→ TASK TO COMPLETE:
Check every line below for the word "content" and copy the ones that have it.

→ LISTING:
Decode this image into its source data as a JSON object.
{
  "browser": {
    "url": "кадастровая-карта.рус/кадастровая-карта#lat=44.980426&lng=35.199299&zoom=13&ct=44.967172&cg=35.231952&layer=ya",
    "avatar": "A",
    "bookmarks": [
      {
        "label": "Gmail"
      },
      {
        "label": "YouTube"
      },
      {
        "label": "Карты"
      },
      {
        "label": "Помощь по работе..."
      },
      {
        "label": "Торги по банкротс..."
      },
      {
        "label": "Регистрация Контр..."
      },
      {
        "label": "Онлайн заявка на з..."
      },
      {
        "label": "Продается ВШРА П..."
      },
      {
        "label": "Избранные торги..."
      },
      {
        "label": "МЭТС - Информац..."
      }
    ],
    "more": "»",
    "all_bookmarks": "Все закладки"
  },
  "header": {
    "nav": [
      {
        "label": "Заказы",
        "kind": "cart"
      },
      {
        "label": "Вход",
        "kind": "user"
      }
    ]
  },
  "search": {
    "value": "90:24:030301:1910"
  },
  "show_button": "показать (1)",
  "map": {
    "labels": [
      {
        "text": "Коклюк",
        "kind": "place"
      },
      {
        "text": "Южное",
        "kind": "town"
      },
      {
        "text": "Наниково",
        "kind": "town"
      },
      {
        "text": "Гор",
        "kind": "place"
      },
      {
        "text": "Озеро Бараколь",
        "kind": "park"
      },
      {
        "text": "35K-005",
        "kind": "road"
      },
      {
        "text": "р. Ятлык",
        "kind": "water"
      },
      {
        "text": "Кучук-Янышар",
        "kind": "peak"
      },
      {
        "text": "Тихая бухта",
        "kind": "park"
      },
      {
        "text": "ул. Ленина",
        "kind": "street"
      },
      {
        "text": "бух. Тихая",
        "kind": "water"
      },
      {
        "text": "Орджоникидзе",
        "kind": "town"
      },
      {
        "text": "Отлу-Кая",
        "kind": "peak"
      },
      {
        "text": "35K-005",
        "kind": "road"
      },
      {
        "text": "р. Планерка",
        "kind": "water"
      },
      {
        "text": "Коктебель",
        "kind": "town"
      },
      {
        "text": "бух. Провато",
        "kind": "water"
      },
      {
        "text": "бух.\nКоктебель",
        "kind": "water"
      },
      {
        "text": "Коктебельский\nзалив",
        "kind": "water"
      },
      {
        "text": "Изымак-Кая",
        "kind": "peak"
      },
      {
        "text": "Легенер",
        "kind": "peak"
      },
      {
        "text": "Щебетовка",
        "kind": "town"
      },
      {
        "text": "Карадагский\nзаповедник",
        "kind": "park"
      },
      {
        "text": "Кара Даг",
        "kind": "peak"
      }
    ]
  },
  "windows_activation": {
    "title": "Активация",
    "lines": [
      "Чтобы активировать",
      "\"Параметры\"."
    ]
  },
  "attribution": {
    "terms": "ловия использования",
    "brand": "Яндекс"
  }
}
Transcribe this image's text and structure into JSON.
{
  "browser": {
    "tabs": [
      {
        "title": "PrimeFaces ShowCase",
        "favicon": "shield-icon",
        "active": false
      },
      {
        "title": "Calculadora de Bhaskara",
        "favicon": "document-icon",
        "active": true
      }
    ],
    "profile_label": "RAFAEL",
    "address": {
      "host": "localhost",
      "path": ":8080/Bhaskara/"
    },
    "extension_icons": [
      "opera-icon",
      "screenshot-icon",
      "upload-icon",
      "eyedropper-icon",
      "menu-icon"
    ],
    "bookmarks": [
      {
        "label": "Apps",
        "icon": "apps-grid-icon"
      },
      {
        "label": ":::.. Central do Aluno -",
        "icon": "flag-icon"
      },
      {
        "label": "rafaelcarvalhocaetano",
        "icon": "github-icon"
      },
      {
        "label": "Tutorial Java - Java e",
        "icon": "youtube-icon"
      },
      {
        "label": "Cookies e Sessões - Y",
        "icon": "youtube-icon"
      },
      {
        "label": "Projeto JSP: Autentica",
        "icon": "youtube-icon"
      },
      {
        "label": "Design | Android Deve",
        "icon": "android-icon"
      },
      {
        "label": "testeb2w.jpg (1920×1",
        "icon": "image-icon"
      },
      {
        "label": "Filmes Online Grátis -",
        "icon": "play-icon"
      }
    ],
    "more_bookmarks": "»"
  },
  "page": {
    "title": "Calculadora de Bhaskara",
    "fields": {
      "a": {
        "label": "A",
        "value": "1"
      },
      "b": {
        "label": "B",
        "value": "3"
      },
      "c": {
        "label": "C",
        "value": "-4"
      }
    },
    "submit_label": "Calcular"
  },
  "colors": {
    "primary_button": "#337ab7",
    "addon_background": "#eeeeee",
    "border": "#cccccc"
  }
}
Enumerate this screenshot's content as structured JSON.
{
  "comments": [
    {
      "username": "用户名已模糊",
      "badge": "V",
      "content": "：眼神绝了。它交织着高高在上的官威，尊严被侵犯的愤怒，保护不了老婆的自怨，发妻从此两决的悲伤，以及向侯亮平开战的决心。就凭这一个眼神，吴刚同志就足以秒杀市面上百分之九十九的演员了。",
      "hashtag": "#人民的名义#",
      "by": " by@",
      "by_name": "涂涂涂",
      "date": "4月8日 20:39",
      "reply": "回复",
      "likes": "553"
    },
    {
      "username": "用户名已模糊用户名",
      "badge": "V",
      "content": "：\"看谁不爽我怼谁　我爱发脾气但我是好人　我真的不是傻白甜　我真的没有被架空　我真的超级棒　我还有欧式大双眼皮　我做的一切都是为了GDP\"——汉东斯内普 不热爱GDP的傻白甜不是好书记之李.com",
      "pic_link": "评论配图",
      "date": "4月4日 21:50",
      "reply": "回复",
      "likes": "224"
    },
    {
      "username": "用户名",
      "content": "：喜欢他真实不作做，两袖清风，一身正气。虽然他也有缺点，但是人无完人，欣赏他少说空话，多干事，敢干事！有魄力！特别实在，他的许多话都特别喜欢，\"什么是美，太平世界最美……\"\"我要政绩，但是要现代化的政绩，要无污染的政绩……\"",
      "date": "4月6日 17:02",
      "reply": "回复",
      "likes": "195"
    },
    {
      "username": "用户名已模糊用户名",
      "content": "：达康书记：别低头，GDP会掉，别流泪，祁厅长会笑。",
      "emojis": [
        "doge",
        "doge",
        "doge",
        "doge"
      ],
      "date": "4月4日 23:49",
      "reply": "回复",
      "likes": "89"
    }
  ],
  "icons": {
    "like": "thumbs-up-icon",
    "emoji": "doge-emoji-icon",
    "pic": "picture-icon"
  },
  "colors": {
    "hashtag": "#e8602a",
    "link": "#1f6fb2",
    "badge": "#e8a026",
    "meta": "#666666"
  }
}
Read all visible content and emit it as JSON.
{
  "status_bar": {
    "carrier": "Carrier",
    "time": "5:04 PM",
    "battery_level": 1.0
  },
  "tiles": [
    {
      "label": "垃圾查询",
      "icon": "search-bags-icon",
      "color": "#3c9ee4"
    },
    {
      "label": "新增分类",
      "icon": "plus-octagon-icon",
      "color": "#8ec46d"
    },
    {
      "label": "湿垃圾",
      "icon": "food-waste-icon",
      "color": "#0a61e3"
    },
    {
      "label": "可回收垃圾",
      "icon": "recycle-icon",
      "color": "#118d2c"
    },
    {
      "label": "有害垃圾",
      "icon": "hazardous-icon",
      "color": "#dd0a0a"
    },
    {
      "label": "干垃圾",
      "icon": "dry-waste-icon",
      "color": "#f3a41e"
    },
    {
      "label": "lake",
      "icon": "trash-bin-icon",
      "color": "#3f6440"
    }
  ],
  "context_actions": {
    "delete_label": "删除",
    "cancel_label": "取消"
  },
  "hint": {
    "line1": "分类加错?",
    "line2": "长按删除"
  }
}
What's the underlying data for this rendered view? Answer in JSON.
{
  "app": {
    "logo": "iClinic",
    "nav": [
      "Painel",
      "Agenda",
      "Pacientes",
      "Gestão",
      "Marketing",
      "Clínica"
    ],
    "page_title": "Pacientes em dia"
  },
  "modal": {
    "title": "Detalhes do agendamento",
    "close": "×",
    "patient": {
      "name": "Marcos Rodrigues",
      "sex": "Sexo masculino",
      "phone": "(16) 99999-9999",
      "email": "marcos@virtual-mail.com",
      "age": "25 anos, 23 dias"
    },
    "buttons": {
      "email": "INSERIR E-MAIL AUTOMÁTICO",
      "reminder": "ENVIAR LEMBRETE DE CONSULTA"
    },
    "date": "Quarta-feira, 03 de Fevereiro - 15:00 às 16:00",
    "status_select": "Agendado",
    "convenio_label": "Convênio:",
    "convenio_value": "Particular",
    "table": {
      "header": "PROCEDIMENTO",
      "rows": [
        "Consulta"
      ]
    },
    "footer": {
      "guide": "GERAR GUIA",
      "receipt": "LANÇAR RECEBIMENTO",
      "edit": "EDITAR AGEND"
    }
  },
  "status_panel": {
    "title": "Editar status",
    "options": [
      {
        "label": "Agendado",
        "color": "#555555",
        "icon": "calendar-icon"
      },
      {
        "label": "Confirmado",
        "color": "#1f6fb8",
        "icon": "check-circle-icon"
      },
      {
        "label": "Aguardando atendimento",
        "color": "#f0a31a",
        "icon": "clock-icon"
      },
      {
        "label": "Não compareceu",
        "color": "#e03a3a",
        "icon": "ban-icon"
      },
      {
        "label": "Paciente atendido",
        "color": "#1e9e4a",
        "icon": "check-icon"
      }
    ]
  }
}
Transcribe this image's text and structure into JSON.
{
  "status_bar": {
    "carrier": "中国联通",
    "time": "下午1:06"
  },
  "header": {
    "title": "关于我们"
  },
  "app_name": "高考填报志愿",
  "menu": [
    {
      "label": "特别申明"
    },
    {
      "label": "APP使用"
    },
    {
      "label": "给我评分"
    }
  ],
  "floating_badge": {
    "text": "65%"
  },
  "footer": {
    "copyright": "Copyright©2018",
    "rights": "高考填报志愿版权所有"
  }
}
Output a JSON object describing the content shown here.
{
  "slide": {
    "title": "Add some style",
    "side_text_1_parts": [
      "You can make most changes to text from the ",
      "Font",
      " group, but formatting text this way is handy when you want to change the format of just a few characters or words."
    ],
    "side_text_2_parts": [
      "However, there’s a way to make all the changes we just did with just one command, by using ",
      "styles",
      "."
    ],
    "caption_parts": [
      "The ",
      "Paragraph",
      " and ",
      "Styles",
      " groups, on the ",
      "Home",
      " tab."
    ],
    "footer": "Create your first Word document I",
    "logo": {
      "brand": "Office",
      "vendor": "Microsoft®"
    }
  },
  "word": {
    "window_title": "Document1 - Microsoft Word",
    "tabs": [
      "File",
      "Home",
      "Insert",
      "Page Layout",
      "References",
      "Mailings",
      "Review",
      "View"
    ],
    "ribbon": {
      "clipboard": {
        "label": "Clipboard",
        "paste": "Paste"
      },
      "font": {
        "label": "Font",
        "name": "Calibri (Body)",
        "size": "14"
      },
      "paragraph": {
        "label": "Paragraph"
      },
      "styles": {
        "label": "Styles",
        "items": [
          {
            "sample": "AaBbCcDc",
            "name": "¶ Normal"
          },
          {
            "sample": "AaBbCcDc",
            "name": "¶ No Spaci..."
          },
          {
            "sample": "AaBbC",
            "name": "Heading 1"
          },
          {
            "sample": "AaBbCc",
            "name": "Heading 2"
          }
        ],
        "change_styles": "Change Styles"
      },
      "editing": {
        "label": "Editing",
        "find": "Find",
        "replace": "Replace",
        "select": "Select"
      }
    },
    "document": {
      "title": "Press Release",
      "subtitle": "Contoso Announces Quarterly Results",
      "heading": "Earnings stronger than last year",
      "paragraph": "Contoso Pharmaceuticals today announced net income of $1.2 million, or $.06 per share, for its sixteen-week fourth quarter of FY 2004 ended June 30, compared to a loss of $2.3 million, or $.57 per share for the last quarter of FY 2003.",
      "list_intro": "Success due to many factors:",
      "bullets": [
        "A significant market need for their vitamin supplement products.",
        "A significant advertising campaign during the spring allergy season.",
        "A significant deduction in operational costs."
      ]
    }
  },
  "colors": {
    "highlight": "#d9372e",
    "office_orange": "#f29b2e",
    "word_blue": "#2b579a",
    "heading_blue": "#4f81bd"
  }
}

→ EXERCISE SOLUTION:
Enumerate this screenshot's content as structured JSON.
      "content": "：眼神绝了。它交织着高高在上的官威，尊严被侵犯的愤怒，保护不了老婆的自怨，发妻从此两决的悲伤，以及向侯亮平开战的决心。就凭这一个眼神，吴刚同志就足以秒杀市面上百分之九十九的演员了。",
      "content": "：\"看谁不爽我怼谁　我爱发脾气但我是好人　我真的不是傻白甜　我真的没有被架空　我真的超级棒　我还有欧式大双眼皮　我做的一切都是为了GDP\"——汉东斯内普 不热爱GDP的傻白甜不是好书记之李.com",
      "content": "：喜欢他真实不作做，两袖清风，一身正气。虽然他也有缺点，但是人无完人，欣赏他少说空话，多干事，敢干事！有魄力！特别实在，他的许多话都特别喜欢，\"什么是美，太平世界最美……\"\"我要政绩，但是要现代化的政绩，要无污染的政绩……\"",
      "content": "：达康书记：别低头，GDP会掉，别流泪，祁厅长会笑。",
Read all visible content and emit it as JSON.
Output a JSON object describing the content shown here.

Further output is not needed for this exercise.